▶ _Data entries for graphics_
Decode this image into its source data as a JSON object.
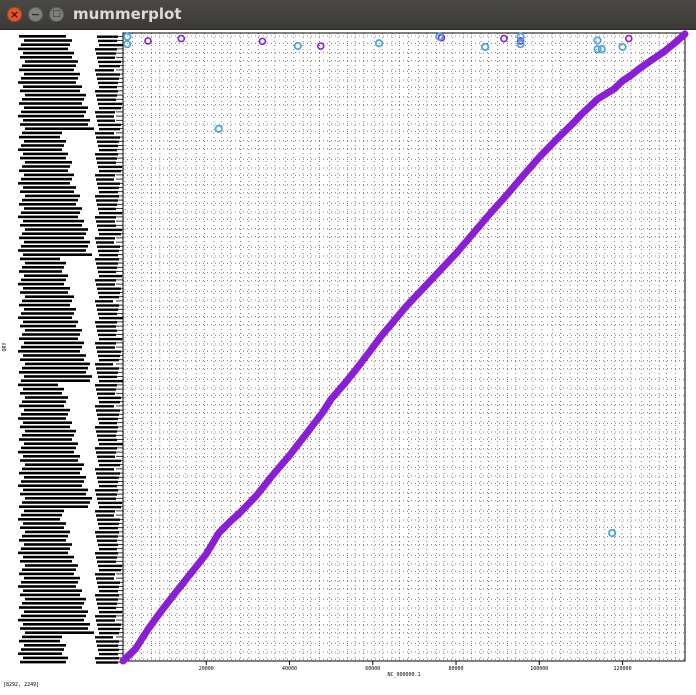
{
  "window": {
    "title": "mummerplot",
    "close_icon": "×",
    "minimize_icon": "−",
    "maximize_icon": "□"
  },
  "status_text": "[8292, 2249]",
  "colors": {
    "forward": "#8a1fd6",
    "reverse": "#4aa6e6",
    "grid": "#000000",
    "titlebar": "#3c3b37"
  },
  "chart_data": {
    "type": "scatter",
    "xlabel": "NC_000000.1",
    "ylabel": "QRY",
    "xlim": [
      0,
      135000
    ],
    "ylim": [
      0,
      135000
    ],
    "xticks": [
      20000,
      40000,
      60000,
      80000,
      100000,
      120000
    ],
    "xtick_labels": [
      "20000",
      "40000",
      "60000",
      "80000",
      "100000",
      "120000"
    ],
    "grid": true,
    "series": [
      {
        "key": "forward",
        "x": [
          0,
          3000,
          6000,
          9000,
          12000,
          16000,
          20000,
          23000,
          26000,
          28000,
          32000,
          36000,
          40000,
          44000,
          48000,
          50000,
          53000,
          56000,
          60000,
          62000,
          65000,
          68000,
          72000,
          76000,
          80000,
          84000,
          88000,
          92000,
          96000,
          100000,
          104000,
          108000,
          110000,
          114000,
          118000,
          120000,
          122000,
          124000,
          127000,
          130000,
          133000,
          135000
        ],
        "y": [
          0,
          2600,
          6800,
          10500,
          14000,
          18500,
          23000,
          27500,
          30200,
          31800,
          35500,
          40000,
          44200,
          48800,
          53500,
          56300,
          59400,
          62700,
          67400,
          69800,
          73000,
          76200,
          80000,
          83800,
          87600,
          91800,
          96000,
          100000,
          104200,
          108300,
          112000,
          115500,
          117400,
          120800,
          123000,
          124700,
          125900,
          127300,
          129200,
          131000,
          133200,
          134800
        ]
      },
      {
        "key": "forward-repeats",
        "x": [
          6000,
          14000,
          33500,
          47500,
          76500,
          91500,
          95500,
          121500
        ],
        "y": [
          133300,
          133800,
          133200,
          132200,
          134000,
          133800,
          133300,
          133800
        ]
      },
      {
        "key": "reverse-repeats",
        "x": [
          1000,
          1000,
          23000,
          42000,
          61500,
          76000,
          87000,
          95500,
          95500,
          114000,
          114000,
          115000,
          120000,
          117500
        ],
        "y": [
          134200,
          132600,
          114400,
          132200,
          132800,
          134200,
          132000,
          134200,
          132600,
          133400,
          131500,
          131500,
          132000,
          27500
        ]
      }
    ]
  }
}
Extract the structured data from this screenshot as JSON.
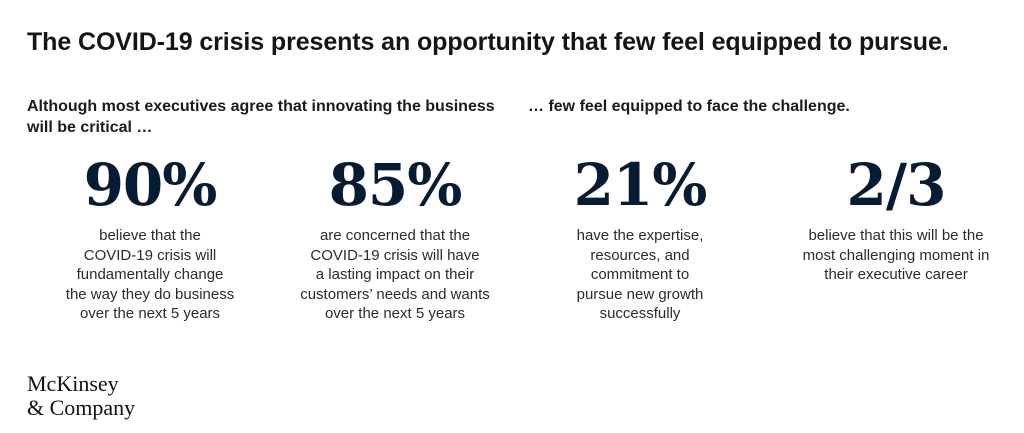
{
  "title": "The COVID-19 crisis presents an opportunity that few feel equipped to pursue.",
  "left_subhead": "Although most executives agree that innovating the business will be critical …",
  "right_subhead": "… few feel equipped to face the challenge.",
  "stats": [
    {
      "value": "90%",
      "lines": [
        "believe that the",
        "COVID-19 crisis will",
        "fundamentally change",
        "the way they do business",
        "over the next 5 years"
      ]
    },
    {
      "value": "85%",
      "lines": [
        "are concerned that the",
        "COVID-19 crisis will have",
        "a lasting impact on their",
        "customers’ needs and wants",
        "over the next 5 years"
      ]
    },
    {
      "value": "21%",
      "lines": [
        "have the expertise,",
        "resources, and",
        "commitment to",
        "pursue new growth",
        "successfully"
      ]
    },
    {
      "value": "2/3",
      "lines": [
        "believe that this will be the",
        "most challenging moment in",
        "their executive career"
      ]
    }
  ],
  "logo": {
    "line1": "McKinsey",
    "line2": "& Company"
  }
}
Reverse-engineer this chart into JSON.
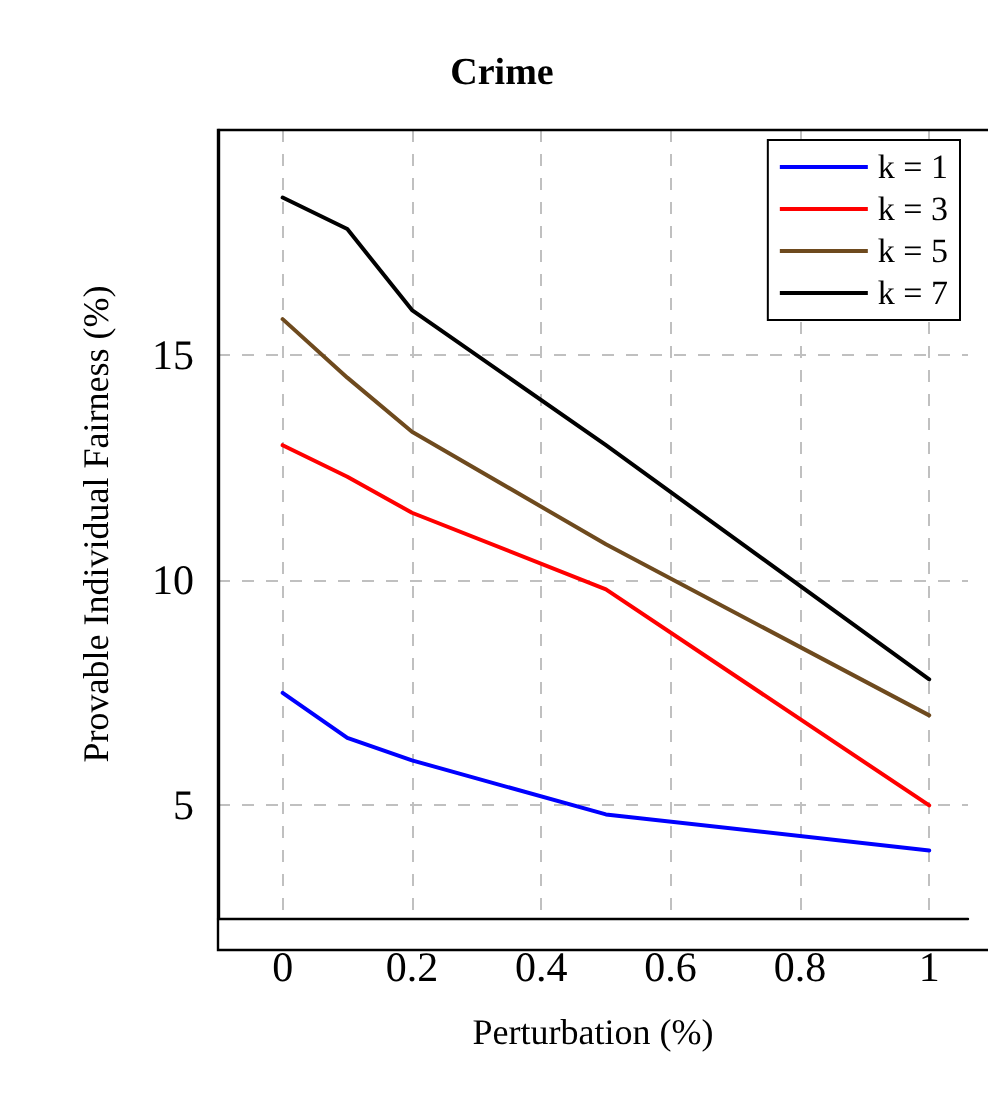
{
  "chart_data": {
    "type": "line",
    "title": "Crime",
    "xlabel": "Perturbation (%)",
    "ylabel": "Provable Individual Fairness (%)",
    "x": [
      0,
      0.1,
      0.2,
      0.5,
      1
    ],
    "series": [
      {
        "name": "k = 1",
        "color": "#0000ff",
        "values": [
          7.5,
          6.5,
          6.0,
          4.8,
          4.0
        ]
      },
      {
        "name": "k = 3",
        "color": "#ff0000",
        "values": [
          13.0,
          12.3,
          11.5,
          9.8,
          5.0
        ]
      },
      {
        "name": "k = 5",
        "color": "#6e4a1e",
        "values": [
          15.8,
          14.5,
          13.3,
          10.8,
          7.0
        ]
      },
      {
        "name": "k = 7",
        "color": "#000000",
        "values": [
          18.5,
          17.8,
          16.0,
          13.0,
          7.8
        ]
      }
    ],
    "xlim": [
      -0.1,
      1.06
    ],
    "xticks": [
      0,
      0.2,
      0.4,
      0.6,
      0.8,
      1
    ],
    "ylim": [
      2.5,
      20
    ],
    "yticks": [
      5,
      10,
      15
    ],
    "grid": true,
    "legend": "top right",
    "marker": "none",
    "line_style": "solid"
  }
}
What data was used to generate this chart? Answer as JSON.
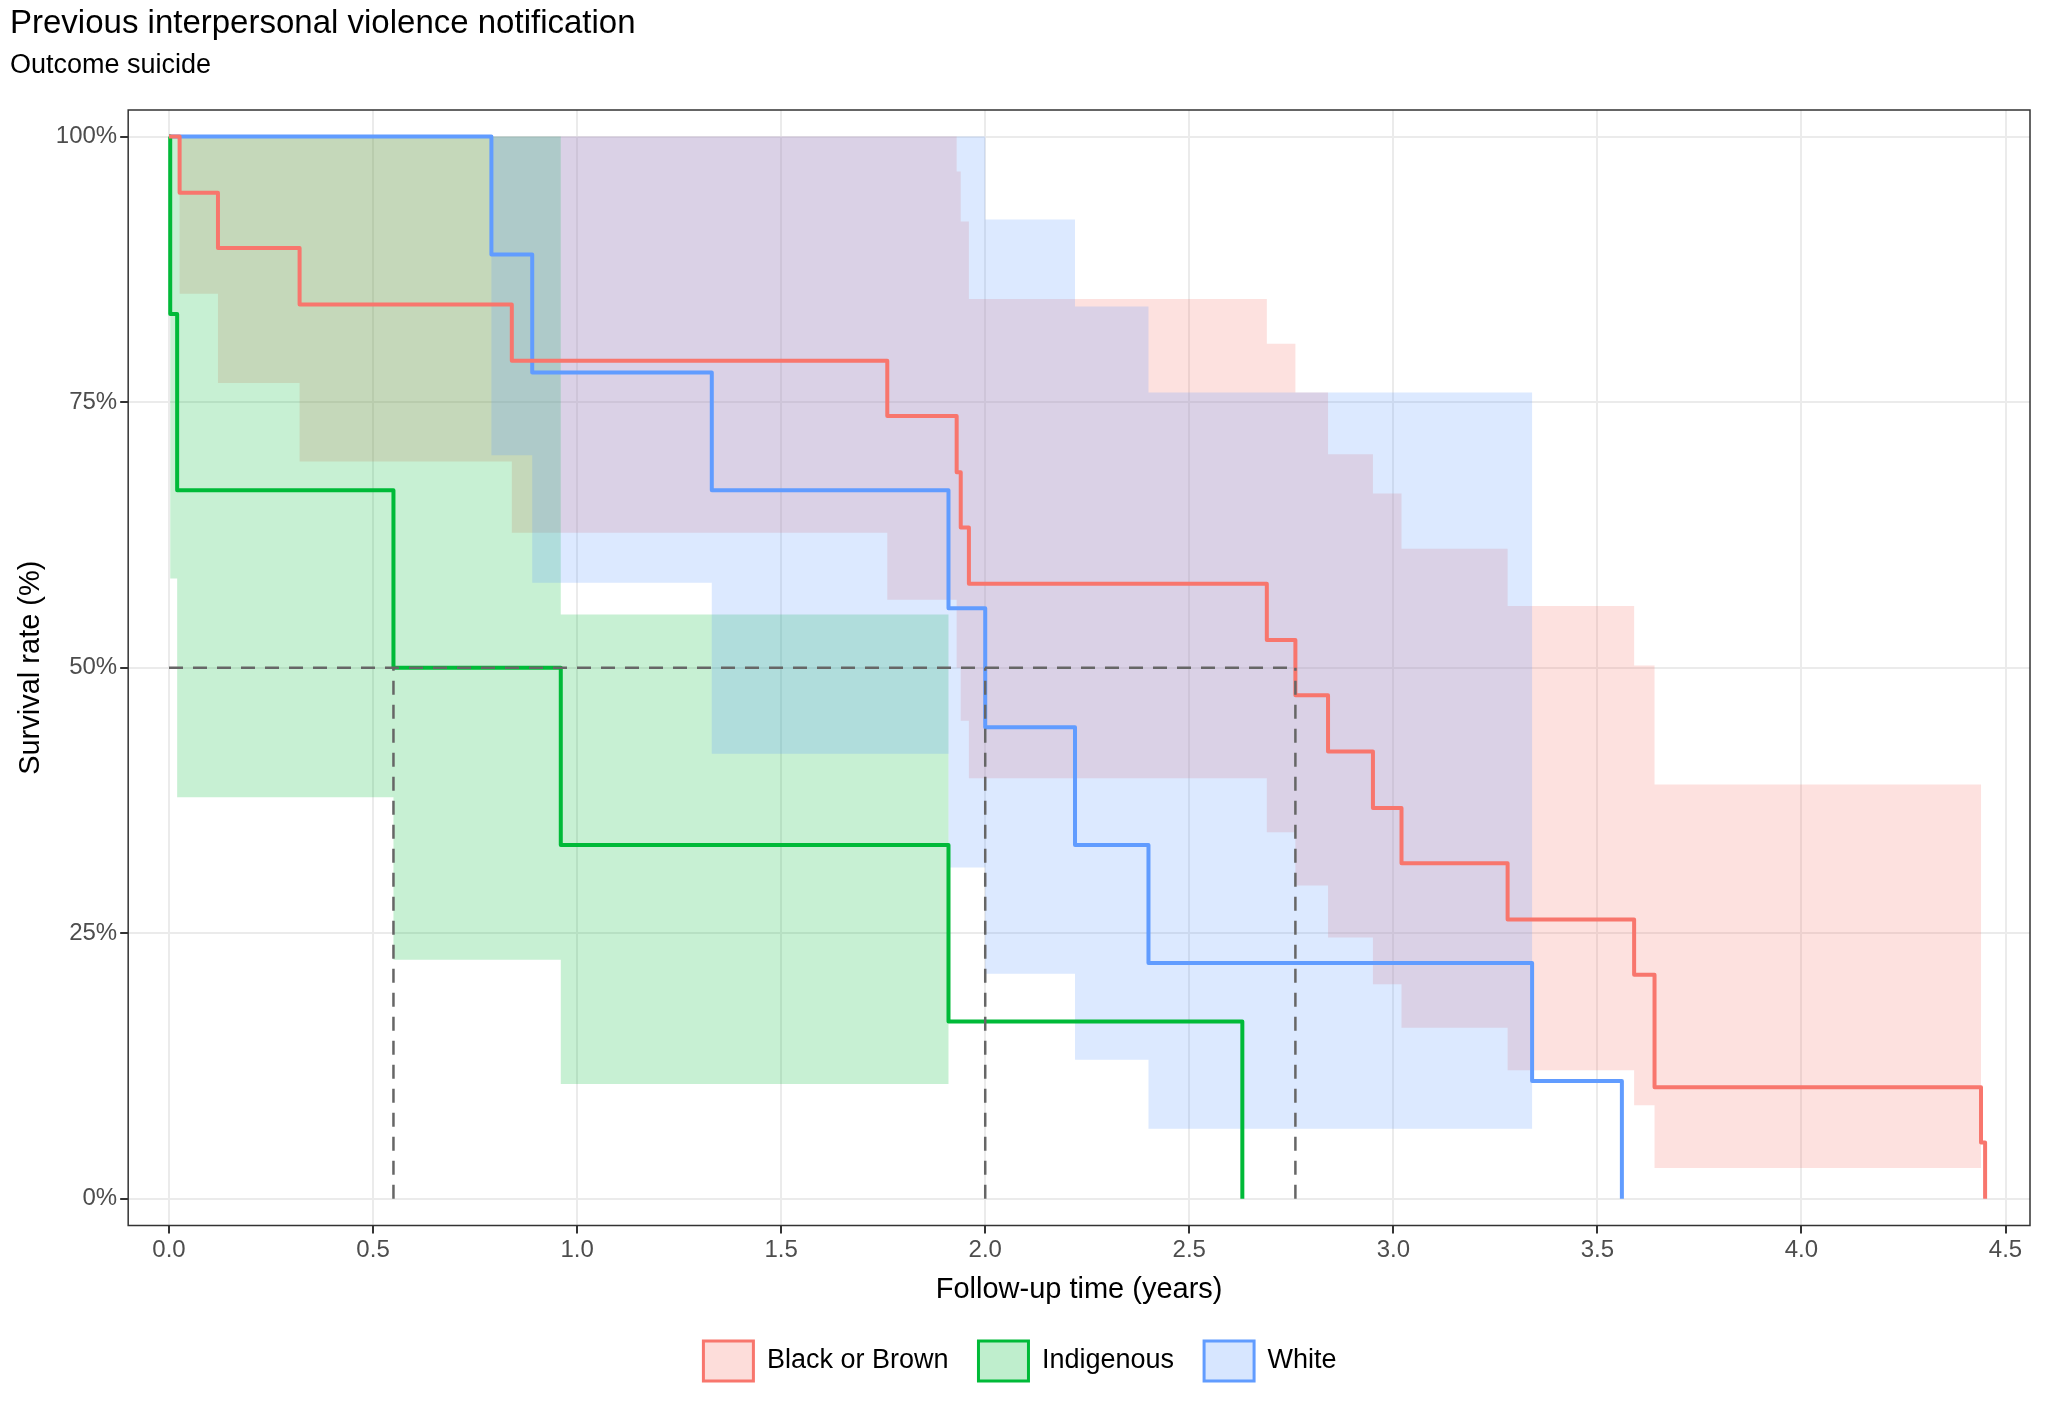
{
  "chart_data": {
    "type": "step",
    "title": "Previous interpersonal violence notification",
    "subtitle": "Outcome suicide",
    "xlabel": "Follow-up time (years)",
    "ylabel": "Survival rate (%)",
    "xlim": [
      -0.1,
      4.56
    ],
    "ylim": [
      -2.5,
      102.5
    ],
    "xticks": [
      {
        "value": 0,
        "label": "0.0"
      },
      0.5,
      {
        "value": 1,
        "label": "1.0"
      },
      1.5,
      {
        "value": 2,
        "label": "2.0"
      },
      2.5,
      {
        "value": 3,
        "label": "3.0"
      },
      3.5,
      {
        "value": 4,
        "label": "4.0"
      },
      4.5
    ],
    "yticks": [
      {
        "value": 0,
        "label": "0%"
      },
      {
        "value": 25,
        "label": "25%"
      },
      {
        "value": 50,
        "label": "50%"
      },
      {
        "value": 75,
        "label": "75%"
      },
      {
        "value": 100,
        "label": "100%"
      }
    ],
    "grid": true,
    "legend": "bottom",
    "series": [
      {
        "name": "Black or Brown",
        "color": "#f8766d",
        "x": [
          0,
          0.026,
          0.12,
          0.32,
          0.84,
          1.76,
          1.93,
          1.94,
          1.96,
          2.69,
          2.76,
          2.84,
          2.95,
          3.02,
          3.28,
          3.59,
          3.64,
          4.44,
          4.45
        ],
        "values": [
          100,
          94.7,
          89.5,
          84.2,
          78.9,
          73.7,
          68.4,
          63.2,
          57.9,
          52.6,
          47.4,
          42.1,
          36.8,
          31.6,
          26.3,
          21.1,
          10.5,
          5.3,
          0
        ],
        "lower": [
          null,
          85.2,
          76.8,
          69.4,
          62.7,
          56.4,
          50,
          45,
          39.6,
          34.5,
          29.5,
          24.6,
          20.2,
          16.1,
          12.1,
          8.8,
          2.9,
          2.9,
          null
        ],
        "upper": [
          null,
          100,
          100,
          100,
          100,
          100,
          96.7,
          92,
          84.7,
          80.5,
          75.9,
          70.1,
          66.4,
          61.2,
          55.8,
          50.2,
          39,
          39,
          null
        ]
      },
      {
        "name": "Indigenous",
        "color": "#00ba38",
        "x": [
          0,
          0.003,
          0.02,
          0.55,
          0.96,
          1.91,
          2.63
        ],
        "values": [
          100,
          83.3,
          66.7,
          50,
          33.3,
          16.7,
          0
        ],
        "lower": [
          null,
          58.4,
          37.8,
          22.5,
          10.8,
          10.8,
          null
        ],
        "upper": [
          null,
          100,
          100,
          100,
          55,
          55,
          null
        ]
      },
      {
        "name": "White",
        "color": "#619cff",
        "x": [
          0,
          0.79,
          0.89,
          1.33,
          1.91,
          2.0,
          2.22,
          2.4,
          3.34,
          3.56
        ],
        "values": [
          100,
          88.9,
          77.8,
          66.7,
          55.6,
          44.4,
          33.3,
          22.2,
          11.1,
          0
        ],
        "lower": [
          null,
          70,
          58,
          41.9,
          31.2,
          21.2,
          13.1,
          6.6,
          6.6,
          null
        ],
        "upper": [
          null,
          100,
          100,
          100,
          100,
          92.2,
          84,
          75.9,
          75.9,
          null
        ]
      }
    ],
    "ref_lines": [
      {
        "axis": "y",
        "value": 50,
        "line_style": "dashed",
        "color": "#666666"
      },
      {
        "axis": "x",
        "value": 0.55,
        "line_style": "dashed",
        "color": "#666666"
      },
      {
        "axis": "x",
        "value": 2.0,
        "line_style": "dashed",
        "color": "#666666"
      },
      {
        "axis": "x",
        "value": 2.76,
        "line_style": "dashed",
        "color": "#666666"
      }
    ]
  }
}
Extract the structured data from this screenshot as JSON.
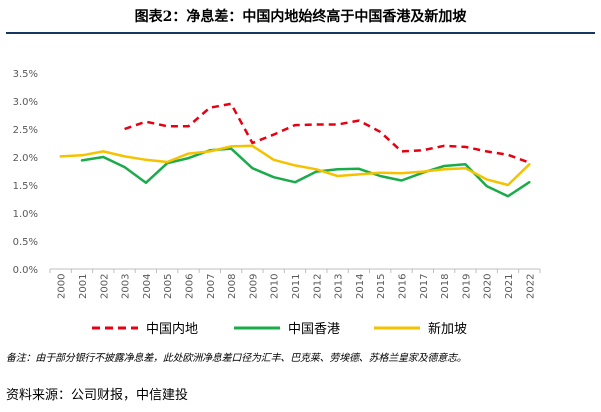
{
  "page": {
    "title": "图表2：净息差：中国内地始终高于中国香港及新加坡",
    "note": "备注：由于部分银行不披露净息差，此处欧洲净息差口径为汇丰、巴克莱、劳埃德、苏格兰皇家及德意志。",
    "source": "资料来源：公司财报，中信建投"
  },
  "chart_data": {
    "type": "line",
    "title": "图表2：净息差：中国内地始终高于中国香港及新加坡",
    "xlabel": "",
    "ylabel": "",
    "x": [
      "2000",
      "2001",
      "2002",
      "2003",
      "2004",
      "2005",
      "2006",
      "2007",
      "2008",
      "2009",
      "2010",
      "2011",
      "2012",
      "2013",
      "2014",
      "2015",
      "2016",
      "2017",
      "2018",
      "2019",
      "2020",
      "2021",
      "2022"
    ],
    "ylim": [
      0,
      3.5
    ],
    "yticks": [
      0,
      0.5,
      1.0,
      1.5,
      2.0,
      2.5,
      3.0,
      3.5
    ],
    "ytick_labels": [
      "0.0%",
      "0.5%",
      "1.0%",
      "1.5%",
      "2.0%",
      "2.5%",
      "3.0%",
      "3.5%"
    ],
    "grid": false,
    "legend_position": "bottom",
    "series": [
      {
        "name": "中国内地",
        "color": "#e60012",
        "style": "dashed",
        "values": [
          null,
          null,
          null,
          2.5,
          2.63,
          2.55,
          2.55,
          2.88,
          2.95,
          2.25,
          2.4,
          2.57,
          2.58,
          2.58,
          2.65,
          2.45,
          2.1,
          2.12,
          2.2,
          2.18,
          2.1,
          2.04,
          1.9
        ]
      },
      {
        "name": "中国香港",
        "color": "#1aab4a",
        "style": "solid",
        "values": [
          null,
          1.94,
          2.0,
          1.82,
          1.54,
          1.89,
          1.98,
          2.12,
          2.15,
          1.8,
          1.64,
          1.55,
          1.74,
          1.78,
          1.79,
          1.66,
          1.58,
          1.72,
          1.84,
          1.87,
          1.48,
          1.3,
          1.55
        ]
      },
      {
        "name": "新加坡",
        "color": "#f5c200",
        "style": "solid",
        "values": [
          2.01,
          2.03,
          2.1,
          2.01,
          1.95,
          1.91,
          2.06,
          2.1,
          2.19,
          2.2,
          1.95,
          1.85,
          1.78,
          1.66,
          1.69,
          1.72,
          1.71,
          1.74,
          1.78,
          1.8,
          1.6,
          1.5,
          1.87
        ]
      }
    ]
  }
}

▶ _Requirements_
Go through the material above and count the lines that include "feel". Give the number alone.

▶ _Completed task_
2